Dataset records:
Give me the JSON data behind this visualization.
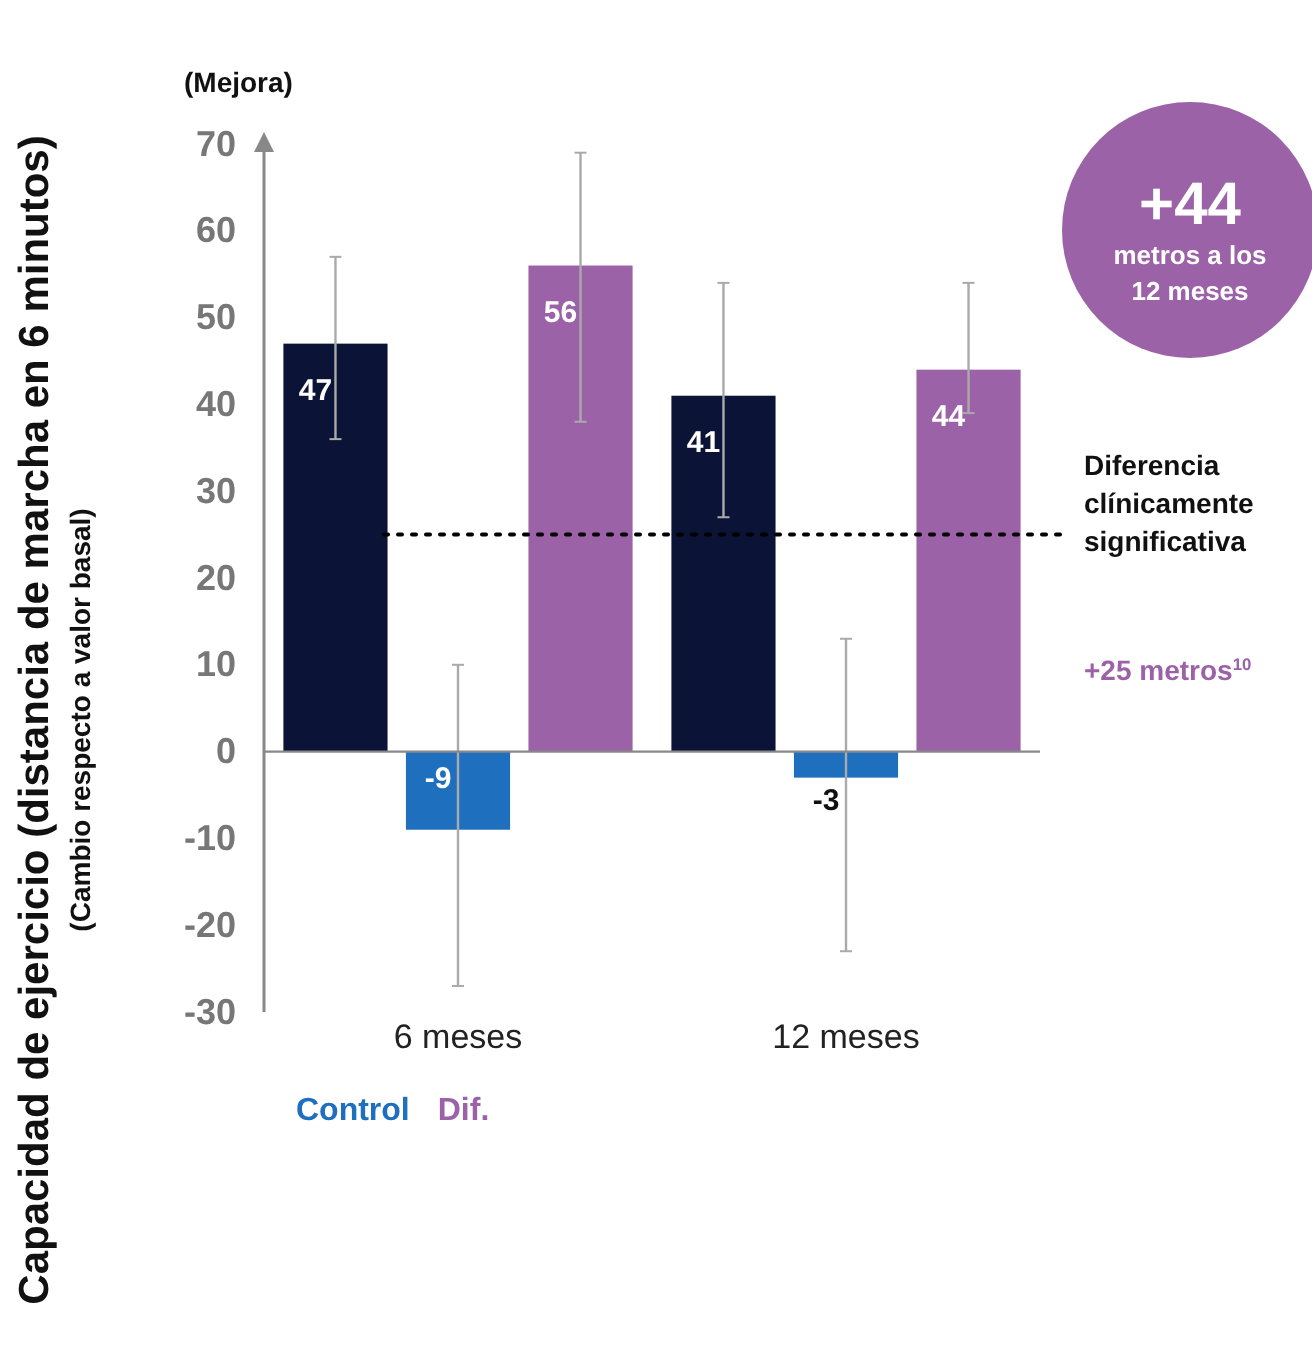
{
  "chart_data": {
    "type": "bar",
    "ylabel": "Capacidad de ejercicio (distancia de marcha en 6 minutos)",
    "categories": [
      "6 meses",
      "12 meses"
    ],
    "series": [
      {
        "color": "#0b1437",
        "values": [
          47,
          41
        ],
        "errors": [
          [
            36,
            57
          ],
          [
            27,
            54
          ]
        ]
      },
      {
        "name": "Control",
        "color": "#1f6fbf",
        "values": [
          -9,
          -3
        ],
        "errors": [
          [
            -27,
            10
          ],
          [
            -23,
            13
          ]
        ]
      },
      {
        "name": "Dif.",
        "color": "#9b62a8",
        "values": [
          56,
          44
        ],
        "errors": [
          [
            38,
            69
          ],
          [
            39,
            54
          ]
        ]
      }
    ],
    "ylim": [
      -30,
      70
    ],
    "yticks": [
      -30,
      -20,
      -10,
      0,
      10,
      20,
      30,
      40,
      50,
      60,
      70
    ],
    "legend": "bottom",
    "data_labels": true,
    "ref_lines": [
      {
        "axis": "y",
        "value": 25,
        "label": "Diferencia clínicamente significativa",
        "line_style": "dotted",
        "color": "#000000"
      }
    ],
    "annotations": [
      "(Cambio respecto a valor basal)",
      "(Mejora)",
      "+25 metros$^{10}$",
      "+44",
      "metros a los 12 meses"
    ]
  }
}
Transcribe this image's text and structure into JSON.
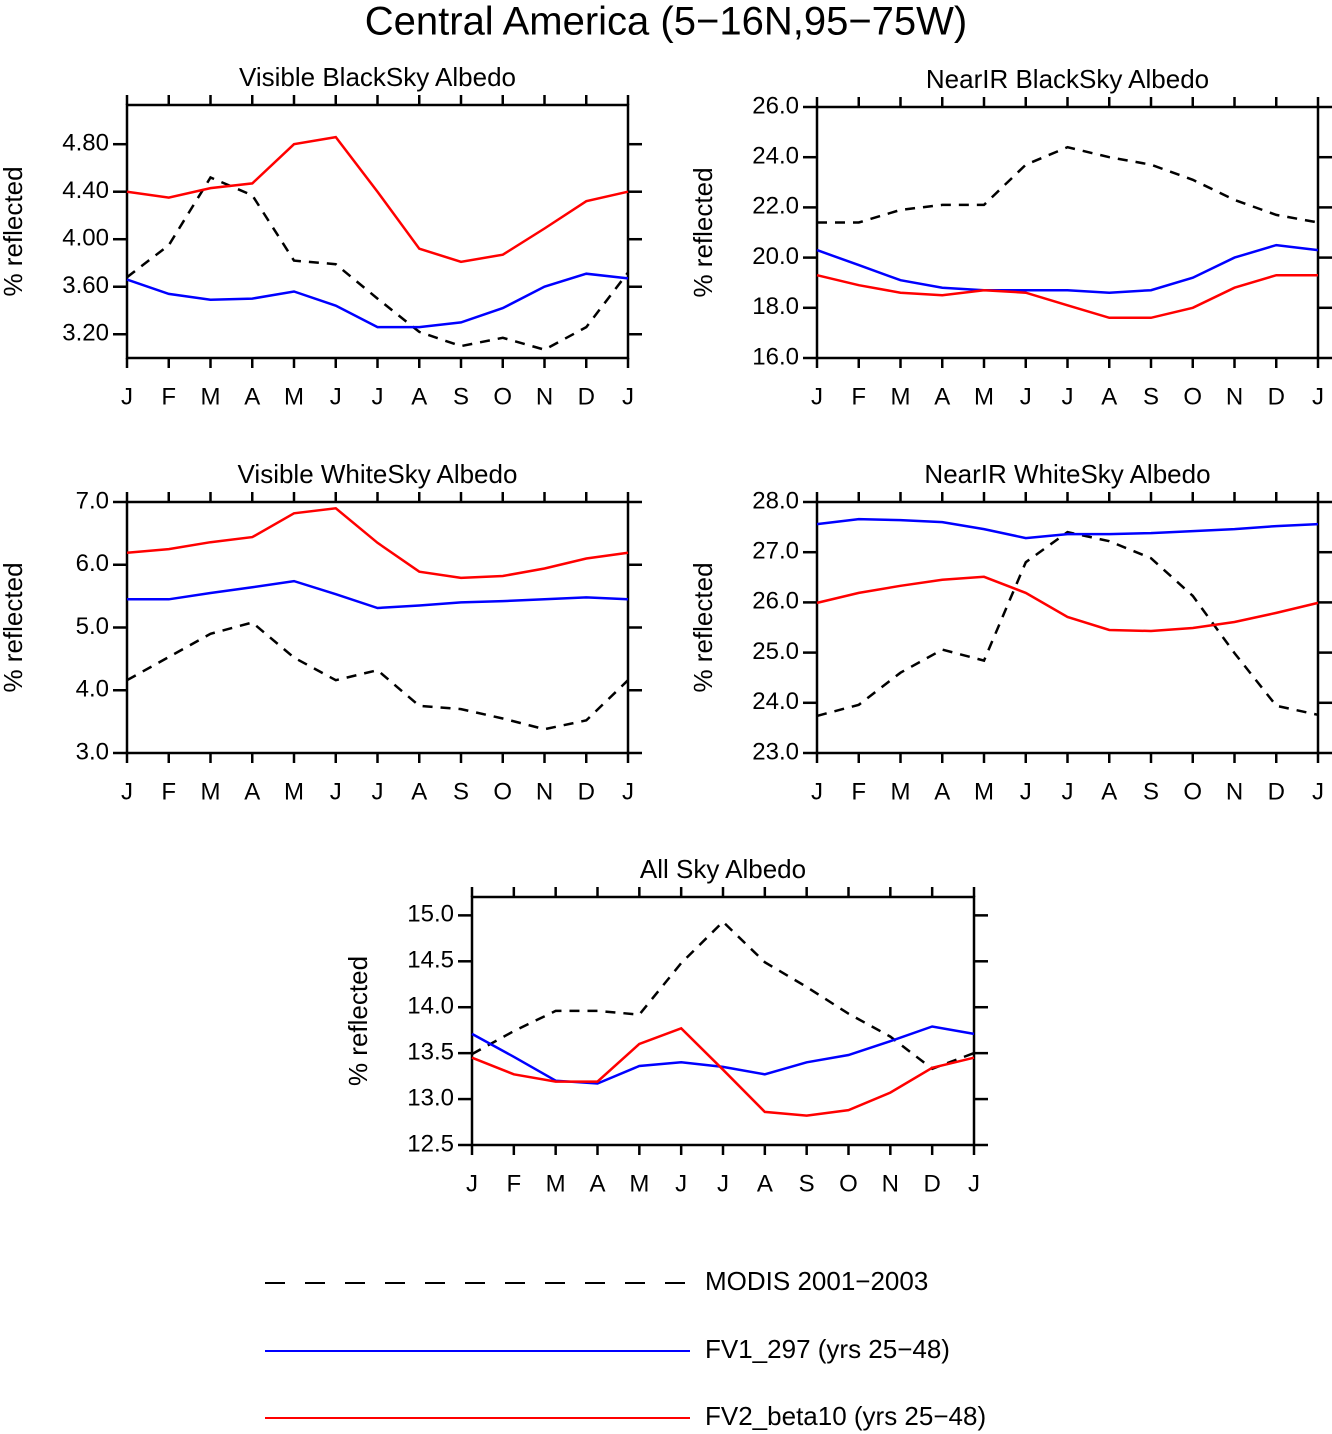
{
  "title": "Central America (5−16N,95−75W)",
  "chart_data": [
    {
      "type": "line",
      "title": "Visible BlackSky Albedo",
      "ylabel": "% reflected",
      "categories": [
        "J",
        "F",
        "M",
        "A",
        "M",
        "J",
        "J",
        "A",
        "S",
        "O",
        "N",
        "D",
        "J"
      ],
      "ylim": [
        3.0,
        5.13
      ],
      "yticks": [
        {
          "value": 3.2,
          "label": "3.20"
        },
        {
          "value": 3.6,
          "label": "3.60"
        },
        {
          "value": 4.0,
          "label": "4.00"
        },
        {
          "value": 4.4,
          "label": "4.40"
        },
        {
          "value": 4.8,
          "label": "4.80"
        }
      ],
      "series": [
        {
          "name": "MODIS 2001−2003",
          "color": "#000000",
          "dashed": true,
          "values": [
            3.68,
            3.95,
            4.52,
            4.37,
            3.82,
            3.79,
            3.5,
            3.22,
            3.1,
            3.17,
            3.07,
            3.26,
            3.72
          ]
        },
        {
          "name": "FV1_297 (yrs 25−48)",
          "color": "#0000ff",
          "dashed": false,
          "values": [
            3.66,
            3.54,
            3.49,
            3.5,
            3.56,
            3.44,
            3.26,
            3.26,
            3.3,
            3.42,
            3.6,
            3.71,
            3.67
          ]
        },
        {
          "name": "FV2_beta10 (yrs 25−48)",
          "color": "#ff0000",
          "dashed": false,
          "values": [
            4.4,
            4.35,
            4.43,
            4.47,
            4.8,
            4.86,
            4.4,
            3.92,
            3.81,
            3.87,
            4.09,
            4.32,
            4.4
          ]
        }
      ]
    },
    {
      "type": "line",
      "title": "NearIR BlackSky Albedo",
      "ylabel": "% reflected",
      "categories": [
        "J",
        "F",
        "M",
        "A",
        "M",
        "J",
        "J",
        "A",
        "S",
        "O",
        "N",
        "D",
        "J"
      ],
      "ylim": [
        16,
        26
      ],
      "yticks": [
        {
          "value": 16,
          "label": "16.0"
        },
        {
          "value": 18,
          "label": "18.0"
        },
        {
          "value": 20,
          "label": "20.0"
        },
        {
          "value": 22,
          "label": "22.0"
        },
        {
          "value": 24,
          "label": "24.0"
        },
        {
          "value": 26,
          "label": "26.0"
        }
      ],
      "series": [
        {
          "name": "MODIS 2001−2003",
          "color": "#000000",
          "dashed": true,
          "values": [
            21.4,
            21.4,
            21.9,
            22.1,
            22.1,
            23.7,
            24.4,
            24.0,
            23.7,
            23.1,
            22.3,
            21.7,
            21.4
          ]
        },
        {
          "name": "FV1_297 (yrs 25−48)",
          "color": "#0000ff",
          "dashed": false,
          "values": [
            20.3,
            19.7,
            19.1,
            18.8,
            18.7,
            18.7,
            18.7,
            18.6,
            18.7,
            19.2,
            20.0,
            20.5,
            20.3
          ]
        },
        {
          "name": "FV2_beta10 (yrs 25−48)",
          "color": "#ff0000",
          "dashed": false,
          "values": [
            19.3,
            18.9,
            18.6,
            18.5,
            18.7,
            18.6,
            18.1,
            17.6,
            17.6,
            18.0,
            18.8,
            19.3,
            19.3
          ]
        }
      ]
    },
    {
      "type": "line",
      "title": "Visible WhiteSky Albedo",
      "ylabel": "% reflected",
      "categories": [
        "J",
        "F",
        "M",
        "A",
        "M",
        "J",
        "J",
        "A",
        "S",
        "O",
        "N",
        "D",
        "J"
      ],
      "ylim": [
        3,
        7
      ],
      "yticks": [
        {
          "value": 3,
          "label": "3.0"
        },
        {
          "value": 4,
          "label": "4.0"
        },
        {
          "value": 5,
          "label": "5.0"
        },
        {
          "value": 6,
          "label": "6.0"
        },
        {
          "value": 7,
          "label": "7.0"
        }
      ],
      "series": [
        {
          "name": "MODIS 2001−2003",
          "color": "#000000",
          "dashed": true,
          "values": [
            4.16,
            4.53,
            4.9,
            5.08,
            4.52,
            4.16,
            4.32,
            3.75,
            3.7,
            3.55,
            3.38,
            3.52,
            4.16
          ]
        },
        {
          "name": "FV1_297 (yrs 25−48)",
          "color": "#0000ff",
          "dashed": false,
          "values": [
            5.45,
            5.45,
            5.55,
            5.64,
            5.74,
            5.53,
            5.31,
            5.35,
            5.4,
            5.42,
            5.45,
            5.48,
            5.45
          ]
        },
        {
          "name": "FV2_beta10 (yrs 25−48)",
          "color": "#ff0000",
          "dashed": false,
          "values": [
            6.19,
            6.25,
            6.36,
            6.44,
            6.82,
            6.9,
            6.35,
            5.89,
            5.79,
            5.82,
            5.94,
            6.1,
            6.19
          ]
        }
      ]
    },
    {
      "type": "line",
      "title": "NearIR WhiteSky Albedo",
      "ylabel": "% reflected",
      "categories": [
        "J",
        "F",
        "M",
        "A",
        "M",
        "J",
        "J",
        "A",
        "S",
        "O",
        "N",
        "D",
        "J"
      ],
      "ylim": [
        23,
        28
      ],
      "yticks": [
        {
          "value": 23,
          "label": "23.0"
        },
        {
          "value": 24,
          "label": "24.0"
        },
        {
          "value": 25,
          "label": "25.0"
        },
        {
          "value": 26,
          "label": "26.0"
        },
        {
          "value": 27,
          "label": "27.0"
        },
        {
          "value": 28,
          "label": "28.0"
        }
      ],
      "series": [
        {
          "name": "MODIS 2001−2003",
          "color": "#000000",
          "dashed": true,
          "values": [
            23.74,
            23.96,
            24.6,
            25.06,
            24.84,
            26.8,
            27.4,
            27.22,
            26.88,
            26.13,
            24.99,
            23.94,
            23.76
          ]
        },
        {
          "name": "FV1_297 (yrs 25−48)",
          "color": "#0000ff",
          "dashed": false,
          "values": [
            27.56,
            27.66,
            27.64,
            27.6,
            27.46,
            27.28,
            27.36,
            27.36,
            27.38,
            27.42,
            27.46,
            27.52,
            27.56
          ]
        },
        {
          "name": "FV2_beta10 (yrs 25−48)",
          "color": "#ff0000",
          "dashed": false,
          "values": [
            25.99,
            26.19,
            26.33,
            26.45,
            26.51,
            26.19,
            25.71,
            25.45,
            25.43,
            25.49,
            25.61,
            25.79,
            25.99
          ]
        }
      ]
    },
    {
      "type": "line",
      "title": "All Sky Albedo",
      "ylabel": "% reflected",
      "categories": [
        "J",
        "F",
        "M",
        "A",
        "M",
        "J",
        "J",
        "A",
        "S",
        "O",
        "N",
        "D",
        "J"
      ],
      "ylim": [
        12.5,
        15.2
      ],
      "yticks": [
        12.5,
        {
          "value": 13,
          "label": "13.0"
        },
        13.5,
        {
          "value": 14,
          "label": "14.0"
        },
        14.5,
        {
          "value": 15,
          "label": "15.0"
        }
      ],
      "series": [
        {
          "name": "MODIS 2001−2003",
          "color": "#000000",
          "dashed": true,
          "values": [
            13.49,
            13.74,
            13.96,
            13.96,
            13.92,
            14.48,
            14.93,
            14.49,
            14.22,
            13.93,
            13.68,
            13.33,
            13.5
          ]
        },
        {
          "name": "FV1_297 (yrs 25−48)",
          "color": "#0000ff",
          "dashed": false,
          "values": [
            13.71,
            13.46,
            13.2,
            13.17,
            13.36,
            13.4,
            13.35,
            13.27,
            13.4,
            13.48,
            13.63,
            13.79,
            13.71
          ]
        },
        {
          "name": "FV2_beta10 (yrs 25−48)",
          "color": "#ff0000",
          "dashed": false,
          "values": [
            13.45,
            13.27,
            13.19,
            13.19,
            13.6,
            13.77,
            13.32,
            12.86,
            12.82,
            12.88,
            13.07,
            13.34,
            13.45
          ]
        }
      ]
    }
  ]
}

Stated exercise: Every line in the data above that contains "BlackSky" needs to be copied.

Written response:
      "title": "Visible BlackSky Albedo",
      "title": "NearIR BlackSky Albedo",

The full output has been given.